_TASK STATEMENT_:
Needed from the entries below: every line that holds the word "mRNA".

_TASK DATA_:

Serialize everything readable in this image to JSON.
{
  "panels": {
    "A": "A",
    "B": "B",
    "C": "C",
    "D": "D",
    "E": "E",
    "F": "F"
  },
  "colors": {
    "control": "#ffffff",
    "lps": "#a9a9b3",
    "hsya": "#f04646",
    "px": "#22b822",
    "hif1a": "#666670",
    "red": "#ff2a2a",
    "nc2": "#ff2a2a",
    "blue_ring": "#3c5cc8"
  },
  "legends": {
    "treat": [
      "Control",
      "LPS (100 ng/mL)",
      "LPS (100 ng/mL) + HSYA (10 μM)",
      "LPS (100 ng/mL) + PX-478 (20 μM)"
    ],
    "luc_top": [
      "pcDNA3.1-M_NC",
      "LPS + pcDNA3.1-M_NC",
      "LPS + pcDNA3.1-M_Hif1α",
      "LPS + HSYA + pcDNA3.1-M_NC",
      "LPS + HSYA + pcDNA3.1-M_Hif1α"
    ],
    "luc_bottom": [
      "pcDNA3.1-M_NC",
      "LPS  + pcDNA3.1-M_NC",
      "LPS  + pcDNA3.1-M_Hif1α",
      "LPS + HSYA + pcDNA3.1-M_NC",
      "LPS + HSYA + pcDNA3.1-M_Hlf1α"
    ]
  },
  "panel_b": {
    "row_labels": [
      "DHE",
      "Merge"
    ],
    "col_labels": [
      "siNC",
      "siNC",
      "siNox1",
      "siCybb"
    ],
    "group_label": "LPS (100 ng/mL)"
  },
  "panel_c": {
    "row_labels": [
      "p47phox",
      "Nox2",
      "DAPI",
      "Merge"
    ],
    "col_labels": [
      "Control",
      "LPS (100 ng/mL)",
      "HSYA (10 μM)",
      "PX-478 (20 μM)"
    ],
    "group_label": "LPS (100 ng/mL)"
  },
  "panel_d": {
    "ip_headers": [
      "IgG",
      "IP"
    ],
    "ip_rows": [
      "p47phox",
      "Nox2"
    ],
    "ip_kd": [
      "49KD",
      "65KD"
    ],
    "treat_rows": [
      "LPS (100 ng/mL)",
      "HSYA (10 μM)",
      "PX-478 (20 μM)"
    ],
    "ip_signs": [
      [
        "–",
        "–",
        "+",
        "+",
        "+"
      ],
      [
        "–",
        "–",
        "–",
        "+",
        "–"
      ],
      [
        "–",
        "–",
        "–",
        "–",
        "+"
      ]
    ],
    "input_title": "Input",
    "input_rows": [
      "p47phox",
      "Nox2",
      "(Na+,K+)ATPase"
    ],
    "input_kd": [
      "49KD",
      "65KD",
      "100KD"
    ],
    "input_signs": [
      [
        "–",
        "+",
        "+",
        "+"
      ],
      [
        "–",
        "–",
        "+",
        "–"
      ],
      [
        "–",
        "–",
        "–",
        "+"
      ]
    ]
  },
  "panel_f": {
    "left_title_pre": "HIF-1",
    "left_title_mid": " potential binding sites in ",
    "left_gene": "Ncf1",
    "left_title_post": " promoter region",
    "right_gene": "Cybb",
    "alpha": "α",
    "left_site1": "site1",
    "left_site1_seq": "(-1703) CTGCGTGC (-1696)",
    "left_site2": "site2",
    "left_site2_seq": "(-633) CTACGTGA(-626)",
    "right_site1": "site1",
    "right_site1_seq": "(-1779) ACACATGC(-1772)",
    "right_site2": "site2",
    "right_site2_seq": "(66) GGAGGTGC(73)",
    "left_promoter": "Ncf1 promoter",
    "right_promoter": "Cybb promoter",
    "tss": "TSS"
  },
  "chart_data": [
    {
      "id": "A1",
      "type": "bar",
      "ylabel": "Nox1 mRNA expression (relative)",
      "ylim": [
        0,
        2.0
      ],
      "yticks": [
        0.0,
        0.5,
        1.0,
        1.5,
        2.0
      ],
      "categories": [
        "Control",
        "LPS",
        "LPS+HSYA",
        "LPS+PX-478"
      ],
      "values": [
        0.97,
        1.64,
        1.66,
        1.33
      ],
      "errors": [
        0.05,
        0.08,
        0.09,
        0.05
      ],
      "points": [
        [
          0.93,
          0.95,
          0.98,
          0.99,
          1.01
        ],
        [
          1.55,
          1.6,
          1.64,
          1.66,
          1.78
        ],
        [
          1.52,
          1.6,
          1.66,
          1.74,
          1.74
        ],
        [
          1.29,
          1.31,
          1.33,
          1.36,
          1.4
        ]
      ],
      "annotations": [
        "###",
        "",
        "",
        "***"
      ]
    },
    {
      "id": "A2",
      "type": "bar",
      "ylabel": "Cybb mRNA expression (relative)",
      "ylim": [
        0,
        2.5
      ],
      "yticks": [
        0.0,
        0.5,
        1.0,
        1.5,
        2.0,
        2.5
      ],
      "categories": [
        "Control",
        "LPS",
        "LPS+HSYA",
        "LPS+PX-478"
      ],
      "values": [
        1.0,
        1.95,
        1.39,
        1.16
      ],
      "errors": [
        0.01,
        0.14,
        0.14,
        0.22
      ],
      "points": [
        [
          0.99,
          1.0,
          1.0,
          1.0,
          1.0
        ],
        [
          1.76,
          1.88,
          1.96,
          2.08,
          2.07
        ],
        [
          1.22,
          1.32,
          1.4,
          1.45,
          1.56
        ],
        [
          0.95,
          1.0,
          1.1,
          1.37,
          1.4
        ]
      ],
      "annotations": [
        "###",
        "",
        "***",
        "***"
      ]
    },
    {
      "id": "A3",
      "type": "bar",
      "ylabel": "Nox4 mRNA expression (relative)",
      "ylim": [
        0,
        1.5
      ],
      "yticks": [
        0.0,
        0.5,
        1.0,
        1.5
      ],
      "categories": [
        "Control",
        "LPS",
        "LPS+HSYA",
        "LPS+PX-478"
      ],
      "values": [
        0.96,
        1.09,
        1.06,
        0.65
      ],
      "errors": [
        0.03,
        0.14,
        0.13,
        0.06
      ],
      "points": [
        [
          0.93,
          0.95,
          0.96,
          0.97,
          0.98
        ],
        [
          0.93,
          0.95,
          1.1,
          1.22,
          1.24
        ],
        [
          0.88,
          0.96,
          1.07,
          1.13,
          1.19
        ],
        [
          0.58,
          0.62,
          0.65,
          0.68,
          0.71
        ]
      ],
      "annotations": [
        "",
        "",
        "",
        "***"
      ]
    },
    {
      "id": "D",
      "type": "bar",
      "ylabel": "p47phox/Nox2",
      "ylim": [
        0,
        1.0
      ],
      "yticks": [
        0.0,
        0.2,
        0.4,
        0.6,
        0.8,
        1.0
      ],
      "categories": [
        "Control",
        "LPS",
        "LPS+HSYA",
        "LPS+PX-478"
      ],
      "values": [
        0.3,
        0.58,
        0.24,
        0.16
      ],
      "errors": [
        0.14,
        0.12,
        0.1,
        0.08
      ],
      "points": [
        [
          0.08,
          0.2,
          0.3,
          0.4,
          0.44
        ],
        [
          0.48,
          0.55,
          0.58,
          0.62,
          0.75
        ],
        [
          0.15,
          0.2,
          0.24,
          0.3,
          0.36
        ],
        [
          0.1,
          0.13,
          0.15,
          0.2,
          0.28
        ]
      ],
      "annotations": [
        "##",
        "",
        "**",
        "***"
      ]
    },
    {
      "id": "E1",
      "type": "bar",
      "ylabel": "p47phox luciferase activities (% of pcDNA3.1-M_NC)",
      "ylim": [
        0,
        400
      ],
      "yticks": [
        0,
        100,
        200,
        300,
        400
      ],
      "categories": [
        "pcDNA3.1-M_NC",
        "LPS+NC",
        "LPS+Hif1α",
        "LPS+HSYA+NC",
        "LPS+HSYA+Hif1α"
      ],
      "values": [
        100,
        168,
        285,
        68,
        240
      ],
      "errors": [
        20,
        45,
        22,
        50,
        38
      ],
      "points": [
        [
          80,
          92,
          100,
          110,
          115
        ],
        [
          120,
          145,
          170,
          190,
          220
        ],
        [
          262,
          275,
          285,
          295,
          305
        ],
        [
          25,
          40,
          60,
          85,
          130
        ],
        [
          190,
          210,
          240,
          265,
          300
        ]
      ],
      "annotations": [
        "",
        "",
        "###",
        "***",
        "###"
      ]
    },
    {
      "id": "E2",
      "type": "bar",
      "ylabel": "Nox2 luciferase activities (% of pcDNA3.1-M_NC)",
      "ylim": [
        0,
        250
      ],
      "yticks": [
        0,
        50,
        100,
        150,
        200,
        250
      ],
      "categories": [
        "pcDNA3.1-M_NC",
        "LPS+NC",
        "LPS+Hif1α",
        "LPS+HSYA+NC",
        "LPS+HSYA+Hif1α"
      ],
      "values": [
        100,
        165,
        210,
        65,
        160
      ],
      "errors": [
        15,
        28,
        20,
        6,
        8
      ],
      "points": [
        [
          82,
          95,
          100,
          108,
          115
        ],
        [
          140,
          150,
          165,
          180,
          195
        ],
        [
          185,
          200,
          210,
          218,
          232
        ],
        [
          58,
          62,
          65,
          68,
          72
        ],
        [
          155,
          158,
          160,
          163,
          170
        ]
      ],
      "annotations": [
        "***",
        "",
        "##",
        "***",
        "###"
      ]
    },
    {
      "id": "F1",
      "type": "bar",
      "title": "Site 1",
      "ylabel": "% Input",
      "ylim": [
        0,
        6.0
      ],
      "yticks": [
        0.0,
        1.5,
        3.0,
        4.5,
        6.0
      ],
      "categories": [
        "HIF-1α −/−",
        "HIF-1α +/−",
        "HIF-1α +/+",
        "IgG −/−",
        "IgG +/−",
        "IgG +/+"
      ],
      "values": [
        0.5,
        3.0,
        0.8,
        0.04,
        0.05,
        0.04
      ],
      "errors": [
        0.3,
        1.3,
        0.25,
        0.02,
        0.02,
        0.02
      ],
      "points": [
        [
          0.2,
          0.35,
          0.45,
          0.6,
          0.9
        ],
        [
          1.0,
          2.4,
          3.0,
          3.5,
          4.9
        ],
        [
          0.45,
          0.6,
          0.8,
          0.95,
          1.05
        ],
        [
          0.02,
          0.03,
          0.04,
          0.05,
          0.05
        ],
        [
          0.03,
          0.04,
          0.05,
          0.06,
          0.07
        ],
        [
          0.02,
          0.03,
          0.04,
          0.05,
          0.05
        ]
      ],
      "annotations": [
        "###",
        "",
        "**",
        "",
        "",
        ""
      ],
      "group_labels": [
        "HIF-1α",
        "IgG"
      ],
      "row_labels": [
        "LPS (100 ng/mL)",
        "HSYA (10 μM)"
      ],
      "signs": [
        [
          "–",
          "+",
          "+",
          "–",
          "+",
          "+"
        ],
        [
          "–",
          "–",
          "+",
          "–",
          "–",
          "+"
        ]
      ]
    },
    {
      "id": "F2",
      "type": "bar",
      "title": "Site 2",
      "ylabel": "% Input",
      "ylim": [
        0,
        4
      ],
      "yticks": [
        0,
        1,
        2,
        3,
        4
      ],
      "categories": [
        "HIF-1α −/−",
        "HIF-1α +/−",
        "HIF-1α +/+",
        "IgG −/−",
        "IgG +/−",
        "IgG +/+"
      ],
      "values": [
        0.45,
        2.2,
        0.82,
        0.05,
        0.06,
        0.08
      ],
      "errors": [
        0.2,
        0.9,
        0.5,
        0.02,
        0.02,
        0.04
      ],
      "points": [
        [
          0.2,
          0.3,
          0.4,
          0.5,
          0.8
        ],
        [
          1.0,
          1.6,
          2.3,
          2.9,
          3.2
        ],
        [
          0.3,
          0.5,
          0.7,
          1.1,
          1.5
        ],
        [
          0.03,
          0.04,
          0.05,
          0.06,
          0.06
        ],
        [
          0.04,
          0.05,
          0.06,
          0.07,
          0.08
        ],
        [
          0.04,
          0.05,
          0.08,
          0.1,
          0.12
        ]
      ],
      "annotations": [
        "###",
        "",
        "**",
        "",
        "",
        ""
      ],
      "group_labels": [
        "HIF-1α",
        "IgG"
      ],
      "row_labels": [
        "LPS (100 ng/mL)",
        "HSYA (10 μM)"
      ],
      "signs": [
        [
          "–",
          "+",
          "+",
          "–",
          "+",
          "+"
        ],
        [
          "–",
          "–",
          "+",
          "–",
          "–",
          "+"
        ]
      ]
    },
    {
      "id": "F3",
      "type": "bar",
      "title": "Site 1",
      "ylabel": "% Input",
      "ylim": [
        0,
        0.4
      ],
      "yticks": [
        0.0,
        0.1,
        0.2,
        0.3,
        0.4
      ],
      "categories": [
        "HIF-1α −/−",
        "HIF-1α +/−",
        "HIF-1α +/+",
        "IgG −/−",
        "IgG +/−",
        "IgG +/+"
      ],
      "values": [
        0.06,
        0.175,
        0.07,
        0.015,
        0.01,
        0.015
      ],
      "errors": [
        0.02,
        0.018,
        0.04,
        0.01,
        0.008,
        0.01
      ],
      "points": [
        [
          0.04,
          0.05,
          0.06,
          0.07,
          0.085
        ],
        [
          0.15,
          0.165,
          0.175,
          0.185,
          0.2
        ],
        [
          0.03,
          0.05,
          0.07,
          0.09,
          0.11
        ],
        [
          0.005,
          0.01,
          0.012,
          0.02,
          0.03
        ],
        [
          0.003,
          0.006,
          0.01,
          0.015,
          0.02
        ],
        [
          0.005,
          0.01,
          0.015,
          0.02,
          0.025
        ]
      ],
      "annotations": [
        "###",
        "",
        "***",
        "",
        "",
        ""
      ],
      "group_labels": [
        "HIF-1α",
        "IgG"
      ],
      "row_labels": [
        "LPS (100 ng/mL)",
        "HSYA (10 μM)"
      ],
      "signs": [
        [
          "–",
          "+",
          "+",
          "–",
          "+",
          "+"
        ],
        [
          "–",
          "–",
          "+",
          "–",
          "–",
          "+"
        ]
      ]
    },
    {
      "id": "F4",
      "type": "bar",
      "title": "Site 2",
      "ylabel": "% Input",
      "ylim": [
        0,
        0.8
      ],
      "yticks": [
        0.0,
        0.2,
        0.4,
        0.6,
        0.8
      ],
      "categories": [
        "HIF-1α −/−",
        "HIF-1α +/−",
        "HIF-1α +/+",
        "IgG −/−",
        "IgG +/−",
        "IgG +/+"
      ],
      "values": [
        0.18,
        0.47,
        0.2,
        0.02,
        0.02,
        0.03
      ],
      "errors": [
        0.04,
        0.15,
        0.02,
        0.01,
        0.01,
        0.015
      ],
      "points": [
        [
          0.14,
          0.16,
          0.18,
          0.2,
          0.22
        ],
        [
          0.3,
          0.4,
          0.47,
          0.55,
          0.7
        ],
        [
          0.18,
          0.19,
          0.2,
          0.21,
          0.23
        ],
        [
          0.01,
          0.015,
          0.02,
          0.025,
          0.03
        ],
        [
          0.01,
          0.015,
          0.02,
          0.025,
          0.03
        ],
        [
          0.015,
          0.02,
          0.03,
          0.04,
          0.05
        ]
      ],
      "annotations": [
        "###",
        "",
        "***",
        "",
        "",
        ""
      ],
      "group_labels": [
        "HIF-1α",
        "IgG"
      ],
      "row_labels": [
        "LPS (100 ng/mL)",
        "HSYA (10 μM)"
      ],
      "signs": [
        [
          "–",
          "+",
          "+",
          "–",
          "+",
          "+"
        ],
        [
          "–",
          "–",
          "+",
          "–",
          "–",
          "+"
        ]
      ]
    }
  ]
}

_THE COMPLETED TASK_:
      "ylabel": "Nox1 mRNA expression (relative)",
      "ylabel": "Cybb mRNA expression (relative)",
      "ylabel": "Nox4 mRNA expression (relative)",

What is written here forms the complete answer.